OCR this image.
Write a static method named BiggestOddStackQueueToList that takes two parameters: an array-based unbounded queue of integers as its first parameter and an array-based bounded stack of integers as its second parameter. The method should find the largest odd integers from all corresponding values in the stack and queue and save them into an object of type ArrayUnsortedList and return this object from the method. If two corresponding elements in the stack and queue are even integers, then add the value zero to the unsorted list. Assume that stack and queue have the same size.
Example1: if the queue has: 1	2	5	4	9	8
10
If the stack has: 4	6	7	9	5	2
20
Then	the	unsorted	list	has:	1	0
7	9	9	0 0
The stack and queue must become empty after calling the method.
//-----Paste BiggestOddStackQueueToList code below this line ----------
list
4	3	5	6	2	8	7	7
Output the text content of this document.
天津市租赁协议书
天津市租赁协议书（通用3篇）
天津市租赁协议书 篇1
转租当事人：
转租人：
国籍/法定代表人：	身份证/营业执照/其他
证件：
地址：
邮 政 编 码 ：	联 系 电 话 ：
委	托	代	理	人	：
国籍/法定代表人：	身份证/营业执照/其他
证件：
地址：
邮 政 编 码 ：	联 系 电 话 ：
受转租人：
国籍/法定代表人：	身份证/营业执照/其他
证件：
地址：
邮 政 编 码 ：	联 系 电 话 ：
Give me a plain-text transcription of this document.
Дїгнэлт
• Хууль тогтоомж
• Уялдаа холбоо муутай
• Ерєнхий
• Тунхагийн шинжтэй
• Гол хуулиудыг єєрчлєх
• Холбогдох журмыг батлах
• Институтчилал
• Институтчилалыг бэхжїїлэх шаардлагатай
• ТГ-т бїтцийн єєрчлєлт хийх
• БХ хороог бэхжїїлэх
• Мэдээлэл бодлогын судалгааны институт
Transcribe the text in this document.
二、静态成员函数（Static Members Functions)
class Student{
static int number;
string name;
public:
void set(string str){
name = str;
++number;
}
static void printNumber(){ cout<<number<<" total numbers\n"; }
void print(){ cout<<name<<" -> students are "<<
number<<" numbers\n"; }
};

*Instruction*
Scan the material for lines with the word "бэхжїїлэх", and copy each line you find.

*Answer to the task*
• Институтчилалыг бэхжїїлэх шаардлагатай
• БХ хороог бэхжїїлэх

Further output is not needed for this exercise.